### Stored items from a collection

+---+

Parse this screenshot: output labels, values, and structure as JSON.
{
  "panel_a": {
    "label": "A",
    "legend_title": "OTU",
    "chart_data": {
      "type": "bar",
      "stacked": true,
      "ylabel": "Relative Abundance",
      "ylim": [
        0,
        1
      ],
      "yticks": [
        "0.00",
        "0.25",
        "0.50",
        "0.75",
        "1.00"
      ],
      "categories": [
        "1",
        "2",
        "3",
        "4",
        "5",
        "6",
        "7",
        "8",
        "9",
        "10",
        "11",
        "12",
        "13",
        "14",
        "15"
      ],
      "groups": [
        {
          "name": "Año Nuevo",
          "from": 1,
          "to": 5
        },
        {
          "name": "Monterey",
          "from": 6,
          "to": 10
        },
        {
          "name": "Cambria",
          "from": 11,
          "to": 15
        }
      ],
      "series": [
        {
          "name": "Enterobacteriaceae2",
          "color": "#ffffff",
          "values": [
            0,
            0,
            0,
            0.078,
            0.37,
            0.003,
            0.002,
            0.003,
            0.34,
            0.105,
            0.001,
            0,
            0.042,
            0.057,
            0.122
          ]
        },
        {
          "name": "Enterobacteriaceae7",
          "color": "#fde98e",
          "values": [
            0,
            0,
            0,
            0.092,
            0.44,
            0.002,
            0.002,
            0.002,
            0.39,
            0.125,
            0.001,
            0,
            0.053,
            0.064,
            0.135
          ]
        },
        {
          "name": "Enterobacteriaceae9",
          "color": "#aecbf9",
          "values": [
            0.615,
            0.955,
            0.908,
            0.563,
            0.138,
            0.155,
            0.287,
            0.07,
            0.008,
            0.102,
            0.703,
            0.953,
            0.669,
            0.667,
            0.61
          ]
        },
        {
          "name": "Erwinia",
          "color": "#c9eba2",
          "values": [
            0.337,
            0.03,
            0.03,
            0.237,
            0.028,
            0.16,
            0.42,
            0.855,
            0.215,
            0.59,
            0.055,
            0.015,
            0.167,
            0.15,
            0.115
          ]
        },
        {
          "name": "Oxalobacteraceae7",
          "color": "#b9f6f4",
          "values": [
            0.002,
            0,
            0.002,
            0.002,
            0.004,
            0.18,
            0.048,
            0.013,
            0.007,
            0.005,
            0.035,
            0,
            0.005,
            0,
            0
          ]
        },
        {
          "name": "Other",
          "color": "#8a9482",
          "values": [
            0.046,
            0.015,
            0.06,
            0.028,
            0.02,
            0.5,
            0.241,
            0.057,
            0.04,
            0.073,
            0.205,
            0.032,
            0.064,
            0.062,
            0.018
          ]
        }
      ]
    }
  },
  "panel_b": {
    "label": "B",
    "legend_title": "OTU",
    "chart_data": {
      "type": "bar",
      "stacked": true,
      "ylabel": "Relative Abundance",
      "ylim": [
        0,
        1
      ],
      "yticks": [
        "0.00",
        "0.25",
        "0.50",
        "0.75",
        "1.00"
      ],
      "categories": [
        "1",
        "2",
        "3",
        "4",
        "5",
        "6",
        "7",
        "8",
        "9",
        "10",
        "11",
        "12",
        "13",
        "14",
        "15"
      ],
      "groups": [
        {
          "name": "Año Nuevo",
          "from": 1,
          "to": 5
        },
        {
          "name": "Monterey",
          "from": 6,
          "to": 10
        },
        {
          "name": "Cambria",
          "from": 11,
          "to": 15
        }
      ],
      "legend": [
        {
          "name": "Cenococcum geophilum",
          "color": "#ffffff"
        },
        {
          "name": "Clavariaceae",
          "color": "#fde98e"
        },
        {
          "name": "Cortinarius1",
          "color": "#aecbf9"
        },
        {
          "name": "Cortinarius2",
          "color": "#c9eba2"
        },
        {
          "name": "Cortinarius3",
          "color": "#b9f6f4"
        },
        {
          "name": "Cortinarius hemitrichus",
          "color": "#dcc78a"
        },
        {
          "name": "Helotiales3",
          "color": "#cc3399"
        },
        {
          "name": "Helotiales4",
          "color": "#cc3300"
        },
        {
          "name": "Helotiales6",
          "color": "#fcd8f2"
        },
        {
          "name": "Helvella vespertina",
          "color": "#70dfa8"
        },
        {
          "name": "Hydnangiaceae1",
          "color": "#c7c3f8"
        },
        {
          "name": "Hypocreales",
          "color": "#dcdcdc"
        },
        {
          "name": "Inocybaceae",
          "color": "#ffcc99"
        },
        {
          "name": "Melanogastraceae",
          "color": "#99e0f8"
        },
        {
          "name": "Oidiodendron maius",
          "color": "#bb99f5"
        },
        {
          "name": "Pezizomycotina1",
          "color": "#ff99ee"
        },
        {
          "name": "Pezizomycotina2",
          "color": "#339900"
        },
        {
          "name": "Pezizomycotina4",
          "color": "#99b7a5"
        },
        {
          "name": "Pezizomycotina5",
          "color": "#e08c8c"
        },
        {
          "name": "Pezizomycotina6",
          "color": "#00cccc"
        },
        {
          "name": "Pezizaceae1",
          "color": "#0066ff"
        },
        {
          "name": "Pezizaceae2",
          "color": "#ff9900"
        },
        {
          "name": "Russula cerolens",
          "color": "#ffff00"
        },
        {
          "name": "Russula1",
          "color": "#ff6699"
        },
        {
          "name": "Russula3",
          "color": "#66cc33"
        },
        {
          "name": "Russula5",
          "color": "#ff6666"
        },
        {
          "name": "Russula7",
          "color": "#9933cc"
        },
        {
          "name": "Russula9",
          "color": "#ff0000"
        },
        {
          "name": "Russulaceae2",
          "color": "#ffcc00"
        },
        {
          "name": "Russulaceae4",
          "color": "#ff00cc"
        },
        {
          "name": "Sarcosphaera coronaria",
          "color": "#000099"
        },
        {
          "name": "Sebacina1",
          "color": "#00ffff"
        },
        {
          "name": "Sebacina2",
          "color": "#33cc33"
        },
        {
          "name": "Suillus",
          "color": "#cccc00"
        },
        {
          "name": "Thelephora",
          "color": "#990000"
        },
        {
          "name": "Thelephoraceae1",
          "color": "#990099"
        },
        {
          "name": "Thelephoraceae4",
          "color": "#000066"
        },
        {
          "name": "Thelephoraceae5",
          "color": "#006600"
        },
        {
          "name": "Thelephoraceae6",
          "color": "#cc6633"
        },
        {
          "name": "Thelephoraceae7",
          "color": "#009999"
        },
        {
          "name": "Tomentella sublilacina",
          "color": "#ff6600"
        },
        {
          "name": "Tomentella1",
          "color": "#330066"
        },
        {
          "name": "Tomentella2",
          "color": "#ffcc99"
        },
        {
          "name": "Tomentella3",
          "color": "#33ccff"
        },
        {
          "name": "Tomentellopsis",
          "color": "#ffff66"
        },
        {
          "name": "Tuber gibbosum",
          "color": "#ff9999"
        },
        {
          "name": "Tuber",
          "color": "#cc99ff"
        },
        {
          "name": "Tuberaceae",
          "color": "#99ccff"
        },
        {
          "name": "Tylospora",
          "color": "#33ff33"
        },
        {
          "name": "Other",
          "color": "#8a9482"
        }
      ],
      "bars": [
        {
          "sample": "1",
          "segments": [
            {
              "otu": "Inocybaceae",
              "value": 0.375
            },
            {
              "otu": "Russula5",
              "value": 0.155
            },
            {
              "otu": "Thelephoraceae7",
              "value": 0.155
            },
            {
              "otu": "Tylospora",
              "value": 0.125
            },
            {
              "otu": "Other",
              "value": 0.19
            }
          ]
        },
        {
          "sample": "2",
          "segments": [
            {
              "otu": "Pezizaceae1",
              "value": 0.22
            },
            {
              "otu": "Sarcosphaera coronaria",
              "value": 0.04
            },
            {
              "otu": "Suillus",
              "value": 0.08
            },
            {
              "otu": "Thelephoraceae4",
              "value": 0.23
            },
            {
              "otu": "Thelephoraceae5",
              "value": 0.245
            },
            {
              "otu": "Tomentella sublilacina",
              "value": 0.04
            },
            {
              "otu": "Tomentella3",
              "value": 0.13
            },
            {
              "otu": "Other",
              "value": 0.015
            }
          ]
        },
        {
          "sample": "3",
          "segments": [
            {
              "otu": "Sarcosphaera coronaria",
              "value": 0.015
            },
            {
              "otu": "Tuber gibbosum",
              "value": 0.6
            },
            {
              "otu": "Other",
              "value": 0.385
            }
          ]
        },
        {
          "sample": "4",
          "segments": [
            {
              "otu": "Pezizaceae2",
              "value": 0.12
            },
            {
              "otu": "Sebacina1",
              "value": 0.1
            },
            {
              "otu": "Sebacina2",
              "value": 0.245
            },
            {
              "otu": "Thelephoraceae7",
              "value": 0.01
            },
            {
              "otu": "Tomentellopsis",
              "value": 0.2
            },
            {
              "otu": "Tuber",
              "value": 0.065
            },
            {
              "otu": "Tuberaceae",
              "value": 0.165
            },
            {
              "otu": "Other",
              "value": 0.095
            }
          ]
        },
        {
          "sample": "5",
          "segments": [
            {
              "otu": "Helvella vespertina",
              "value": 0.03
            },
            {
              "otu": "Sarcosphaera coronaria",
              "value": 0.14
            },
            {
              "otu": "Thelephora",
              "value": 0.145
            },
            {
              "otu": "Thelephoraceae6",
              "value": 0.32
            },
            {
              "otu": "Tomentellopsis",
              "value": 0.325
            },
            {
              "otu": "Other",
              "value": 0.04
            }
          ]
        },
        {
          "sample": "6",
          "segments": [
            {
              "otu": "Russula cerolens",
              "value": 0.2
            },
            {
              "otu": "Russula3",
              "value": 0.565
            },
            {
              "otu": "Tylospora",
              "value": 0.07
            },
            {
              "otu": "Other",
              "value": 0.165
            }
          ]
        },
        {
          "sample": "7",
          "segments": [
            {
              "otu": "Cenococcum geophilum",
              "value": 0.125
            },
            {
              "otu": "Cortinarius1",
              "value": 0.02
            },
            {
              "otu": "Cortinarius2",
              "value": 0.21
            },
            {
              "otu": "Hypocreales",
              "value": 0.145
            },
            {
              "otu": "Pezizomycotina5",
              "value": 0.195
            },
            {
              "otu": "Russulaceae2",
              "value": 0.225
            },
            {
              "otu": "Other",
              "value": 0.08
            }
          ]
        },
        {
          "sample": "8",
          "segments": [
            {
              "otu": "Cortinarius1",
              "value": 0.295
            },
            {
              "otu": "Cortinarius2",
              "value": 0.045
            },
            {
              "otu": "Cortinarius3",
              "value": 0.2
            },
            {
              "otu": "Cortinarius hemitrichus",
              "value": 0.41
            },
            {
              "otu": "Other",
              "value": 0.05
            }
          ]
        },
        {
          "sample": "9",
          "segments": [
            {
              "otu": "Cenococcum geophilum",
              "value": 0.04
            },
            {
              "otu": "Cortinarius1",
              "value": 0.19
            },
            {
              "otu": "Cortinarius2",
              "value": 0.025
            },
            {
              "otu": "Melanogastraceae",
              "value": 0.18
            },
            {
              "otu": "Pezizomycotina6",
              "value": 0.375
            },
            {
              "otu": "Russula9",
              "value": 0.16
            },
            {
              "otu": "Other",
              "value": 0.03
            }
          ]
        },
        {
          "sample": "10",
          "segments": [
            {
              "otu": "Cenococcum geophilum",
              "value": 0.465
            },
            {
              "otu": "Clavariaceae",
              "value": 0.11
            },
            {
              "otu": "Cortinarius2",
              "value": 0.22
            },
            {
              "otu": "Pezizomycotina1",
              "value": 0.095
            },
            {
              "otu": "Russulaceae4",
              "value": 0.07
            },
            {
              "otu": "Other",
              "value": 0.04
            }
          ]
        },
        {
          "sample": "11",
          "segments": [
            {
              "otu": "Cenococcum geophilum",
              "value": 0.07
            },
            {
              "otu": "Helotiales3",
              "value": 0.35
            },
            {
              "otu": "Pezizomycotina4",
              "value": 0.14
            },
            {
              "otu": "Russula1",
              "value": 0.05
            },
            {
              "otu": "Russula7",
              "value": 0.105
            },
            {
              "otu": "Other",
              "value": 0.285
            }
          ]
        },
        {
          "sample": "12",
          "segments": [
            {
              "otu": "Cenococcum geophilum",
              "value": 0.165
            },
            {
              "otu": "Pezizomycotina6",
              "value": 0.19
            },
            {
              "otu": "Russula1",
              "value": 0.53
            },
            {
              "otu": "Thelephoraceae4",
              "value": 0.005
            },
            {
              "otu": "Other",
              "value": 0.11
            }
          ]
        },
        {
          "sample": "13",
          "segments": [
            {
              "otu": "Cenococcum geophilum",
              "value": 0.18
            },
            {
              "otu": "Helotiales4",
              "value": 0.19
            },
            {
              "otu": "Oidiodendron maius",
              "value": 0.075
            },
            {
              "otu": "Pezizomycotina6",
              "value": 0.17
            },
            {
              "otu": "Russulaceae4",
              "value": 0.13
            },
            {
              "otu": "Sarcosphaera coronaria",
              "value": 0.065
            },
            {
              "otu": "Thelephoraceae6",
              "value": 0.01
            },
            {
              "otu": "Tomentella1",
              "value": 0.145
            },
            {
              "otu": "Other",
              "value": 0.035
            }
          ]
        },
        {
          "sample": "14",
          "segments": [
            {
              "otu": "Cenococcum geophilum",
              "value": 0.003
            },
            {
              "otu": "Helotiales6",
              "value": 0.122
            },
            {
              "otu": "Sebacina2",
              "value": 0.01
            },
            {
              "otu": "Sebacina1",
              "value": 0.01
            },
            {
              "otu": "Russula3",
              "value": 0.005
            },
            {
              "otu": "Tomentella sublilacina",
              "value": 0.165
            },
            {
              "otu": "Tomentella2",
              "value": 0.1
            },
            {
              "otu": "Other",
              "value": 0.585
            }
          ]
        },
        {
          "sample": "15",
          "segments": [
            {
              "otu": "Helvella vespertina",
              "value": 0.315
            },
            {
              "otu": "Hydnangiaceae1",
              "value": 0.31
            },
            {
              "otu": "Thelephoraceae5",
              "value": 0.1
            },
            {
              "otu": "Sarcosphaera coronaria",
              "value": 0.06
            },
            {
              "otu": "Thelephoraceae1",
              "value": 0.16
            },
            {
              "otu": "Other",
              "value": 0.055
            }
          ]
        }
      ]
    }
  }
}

+---+

### WORK ORDER
All lines in the records that contain "gibbosum" are to be copied and returned.

### ANSWER BOX
          "name": "Tuber gibbosum",
              "otu": "Tuber gibbosum",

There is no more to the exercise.